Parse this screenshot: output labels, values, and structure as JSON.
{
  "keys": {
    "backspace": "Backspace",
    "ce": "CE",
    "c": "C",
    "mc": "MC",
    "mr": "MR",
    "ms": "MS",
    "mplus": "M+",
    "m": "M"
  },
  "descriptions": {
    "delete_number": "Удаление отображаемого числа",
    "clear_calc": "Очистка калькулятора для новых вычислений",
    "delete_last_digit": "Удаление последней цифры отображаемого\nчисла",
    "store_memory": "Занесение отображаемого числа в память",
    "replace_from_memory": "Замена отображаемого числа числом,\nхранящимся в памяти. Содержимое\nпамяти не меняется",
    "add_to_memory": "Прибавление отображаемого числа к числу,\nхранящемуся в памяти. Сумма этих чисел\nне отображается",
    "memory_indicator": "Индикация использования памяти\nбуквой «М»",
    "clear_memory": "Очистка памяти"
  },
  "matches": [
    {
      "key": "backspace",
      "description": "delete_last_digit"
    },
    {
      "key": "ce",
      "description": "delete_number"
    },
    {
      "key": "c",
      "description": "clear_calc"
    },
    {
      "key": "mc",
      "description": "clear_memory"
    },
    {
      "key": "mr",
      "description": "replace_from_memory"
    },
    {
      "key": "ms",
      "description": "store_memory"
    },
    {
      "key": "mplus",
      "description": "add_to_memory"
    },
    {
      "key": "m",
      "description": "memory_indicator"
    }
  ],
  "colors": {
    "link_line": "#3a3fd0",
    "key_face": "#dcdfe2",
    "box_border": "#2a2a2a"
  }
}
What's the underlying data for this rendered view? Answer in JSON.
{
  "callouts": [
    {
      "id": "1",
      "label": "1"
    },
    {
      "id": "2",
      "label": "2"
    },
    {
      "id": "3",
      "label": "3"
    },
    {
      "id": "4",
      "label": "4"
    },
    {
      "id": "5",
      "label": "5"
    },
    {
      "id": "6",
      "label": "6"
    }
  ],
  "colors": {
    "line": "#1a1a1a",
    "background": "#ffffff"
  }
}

What the exercise asks: From the "What's the underlying" line to the close of the listing, restate each line word for word.

Answer in full:
What's the underlying data for this rendered view? Answer in JSON.
{
  "callouts": [
    {
      "id": "1",
      "label": "1"
    },
    {
      "id": "2",
      "label": "2"
    },
    {
      "id": "3",
      "label": "3"
    },
    {
      "id": "4",
      "label": "4"
    },
    {
      "id": "5",
      "label": "5"
    },
    {
      "id": "6",
      "label": "6"
    }
  ],
  "colors": {
    "line": "#1a1a1a",
    "background": "#ffffff"
  }
}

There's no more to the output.